**What is asked:**
Output all of the data below exactly as given.

**Data to process:**
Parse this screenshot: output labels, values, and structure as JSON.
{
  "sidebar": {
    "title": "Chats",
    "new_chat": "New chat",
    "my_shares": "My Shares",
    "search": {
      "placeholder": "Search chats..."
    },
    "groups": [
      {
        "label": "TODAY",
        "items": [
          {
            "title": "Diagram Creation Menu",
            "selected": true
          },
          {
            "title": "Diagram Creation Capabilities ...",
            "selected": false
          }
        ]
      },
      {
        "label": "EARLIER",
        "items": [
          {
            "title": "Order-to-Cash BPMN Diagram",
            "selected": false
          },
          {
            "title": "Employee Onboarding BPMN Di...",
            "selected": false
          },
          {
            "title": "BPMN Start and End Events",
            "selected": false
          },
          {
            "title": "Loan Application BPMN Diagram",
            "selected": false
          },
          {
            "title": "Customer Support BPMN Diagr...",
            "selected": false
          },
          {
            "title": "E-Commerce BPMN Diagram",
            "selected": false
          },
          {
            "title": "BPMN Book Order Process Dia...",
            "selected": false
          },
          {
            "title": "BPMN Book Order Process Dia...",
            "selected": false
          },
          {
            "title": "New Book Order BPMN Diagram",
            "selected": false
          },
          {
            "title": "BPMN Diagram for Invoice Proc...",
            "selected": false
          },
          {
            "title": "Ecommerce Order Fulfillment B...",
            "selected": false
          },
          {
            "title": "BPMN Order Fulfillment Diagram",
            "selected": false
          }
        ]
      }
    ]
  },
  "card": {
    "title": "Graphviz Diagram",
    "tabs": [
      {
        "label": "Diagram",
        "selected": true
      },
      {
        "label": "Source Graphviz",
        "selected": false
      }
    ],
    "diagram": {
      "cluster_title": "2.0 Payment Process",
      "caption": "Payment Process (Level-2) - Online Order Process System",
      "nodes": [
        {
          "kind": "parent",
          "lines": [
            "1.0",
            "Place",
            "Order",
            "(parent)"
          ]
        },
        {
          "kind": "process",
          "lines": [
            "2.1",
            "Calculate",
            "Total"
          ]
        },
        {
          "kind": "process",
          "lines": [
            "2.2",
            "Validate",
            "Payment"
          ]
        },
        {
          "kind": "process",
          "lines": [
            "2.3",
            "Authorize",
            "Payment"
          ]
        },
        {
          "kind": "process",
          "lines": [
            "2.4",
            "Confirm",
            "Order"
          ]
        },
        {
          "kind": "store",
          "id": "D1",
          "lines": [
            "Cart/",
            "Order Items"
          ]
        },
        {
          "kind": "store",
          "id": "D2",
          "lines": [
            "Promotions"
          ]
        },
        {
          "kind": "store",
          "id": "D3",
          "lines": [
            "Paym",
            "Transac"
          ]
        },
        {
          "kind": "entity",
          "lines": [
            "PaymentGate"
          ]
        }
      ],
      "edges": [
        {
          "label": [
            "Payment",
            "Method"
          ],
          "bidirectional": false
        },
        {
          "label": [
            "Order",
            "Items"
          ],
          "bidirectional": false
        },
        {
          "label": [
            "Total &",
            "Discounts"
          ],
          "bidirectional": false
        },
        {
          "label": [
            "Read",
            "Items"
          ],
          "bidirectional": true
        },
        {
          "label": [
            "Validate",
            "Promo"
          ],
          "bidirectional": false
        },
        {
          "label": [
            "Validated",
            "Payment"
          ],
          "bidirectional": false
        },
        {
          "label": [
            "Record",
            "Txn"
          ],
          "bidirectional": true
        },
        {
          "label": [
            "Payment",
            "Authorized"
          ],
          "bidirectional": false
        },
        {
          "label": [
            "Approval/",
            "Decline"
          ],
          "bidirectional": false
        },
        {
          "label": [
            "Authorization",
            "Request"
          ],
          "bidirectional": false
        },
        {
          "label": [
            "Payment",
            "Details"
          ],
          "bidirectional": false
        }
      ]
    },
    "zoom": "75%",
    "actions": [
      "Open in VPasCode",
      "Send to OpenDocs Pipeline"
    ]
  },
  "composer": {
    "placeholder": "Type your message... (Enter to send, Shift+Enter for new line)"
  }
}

**Response to this task:**
Parse this screenshot: output labels, values, and structure as JSON.
{
  "sidebar": {
    "title": "Chats",
    "new_chat": "New chat",
    "my_shares": "My Shares",
    "search": {
      "placeholder": "Search chats..."
    },
    "groups": [
      {
        "label": "TODAY",
        "items": [
          {
            "title": "Diagram Creation Menu",
            "selected": true
          },
          {
            "title": "Diagram Creation Capabilities ...",
            "selected": false
          }
        ]
      },
      {
        "label": "EARLIER",
        "items": [
          {
            "title": "Order-to-Cash BPMN Diagram",
            "selected": false
          },
          {
            "title": "Employee Onboarding BPMN Di...",
            "selected": false
          },
          {
            "title": "BPMN Start and End Events",
            "selected": false
          },
          {
            "title": "Loan Application BPMN Diagram",
            "selected": false
          },
          {
            "title": "Customer Support BPMN Diagr...",
            "selected": false
          },
          {
            "title": "E-Commerce BPMN Diagram",
            "selected": false
          },
          {
            "title": "BPMN Book Order Process Dia...",
            "selected": false
          },
          {
            "title": "BPMN Book Order Process Dia...",
            "selected": false
          },
          {
            "title": "New Book Order BPMN Diagram",
            "selected": false
          },
          {
            "title": "BPMN Diagram for Invoice Proc...",
            "selected": false
          },
          {
            "title": "Ecommerce Order Fulfillment B...",
            "selected": false
          },
          {
            "title": "BPMN Order Fulfillment Diagram",
            "selected": false
          }
        ]
      }
    ]
  },
  "card": {
    "title": "Graphviz Diagram",
    "tabs": [
      {
        "label": "Diagram",
        "selected": true
      },
      {
        "label": "Source Graphviz",
        "selected": false
      }
    ],
    "diagram": {
      "cluster_title": "2.0 Payment Process",
      "caption": "Payment Process (Level-2) - Online Order Process System",
      "nodes": [
        {
          "kind": "parent",
          "lines": [
            "1.0",
            "Place",
            "Order",
            "(parent)"
          ]
        },
        {
          "kind": "process",
          "lines": [
            "2.1",
            "Calculate",
            "Total"
          ]
        },
        {
          "kind": "process",
          "lines": [
            "2.2",
            "Validate",
            "Payment"
          ]
        },
        {
          "kind": "process",
          "lines": [
            "2.3",
            "Authorize",
            "Payment"
          ]
        },
        {
          "kind": "process",
          "lines": [
            "2.4",
            "Confirm",
            "Order"
          ]
        },
        {
          "kind": "store",
          "id": "D1",
          "lines": [
            "Cart/",
            "Order Items"
          ]
        },
        {
          "kind": "store",
          "id": "D2",
          "lines": [
            "Promotions"
          ]
        },
        {
          "kind": "store",
          "id": "D3",
          "lines": [
            "Paym",
            "Transac"
          ]
        },
        {
          "kind": "entity",
          "lines": [
            "PaymentGate"
          ]
        }
      ],
      "edges": [
        {
          "label": [
            "Payment",
            "Method"
          ],
          "bidirectional": false
        },
        {
          "label": [
            "Order",
            "Items"
          ],
          "bidirectional": false
        },
        {
          "label": [
            "Total &",
            "Discounts"
          ],
          "bidirectional": false
        },
        {
          "label": [
            "Read",
            "Items"
          ],
          "bidirectional": true
        },
        {
          "label": [
            "Validate",
            "Promo"
          ],
          "bidirectional": false
        },
        {
          "label": [
            "Validated",
            "Payment"
          ],
          "bidirectional": false
        },
        {
          "label": [
            "Record",
            "Txn"
          ],
          "bidirectional": true
        },
        {
          "label": [
            "Payment",
            "Authorized"
          ],
          "bidirectional": false
        },
        {
          "label": [
            "Approval/",
            "Decline"
          ],
          "bidirectional": false
        },
        {
          "label": [
            "Authorization",
            "Request"
          ],
          "bidirectional": false
        },
        {
          "label": [
            "Payment",
            "Details"
          ],
          "bidirectional": false
        }
      ]
    },
    "zoom": "75%",
    "actions": [
      "Open in VPasCode",
      "Send to OpenDocs Pipeline"
    ]
  },
  "composer": {
    "placeholder": "Type your message... (Enter to send, Shift+Enter for new line)"
  }
}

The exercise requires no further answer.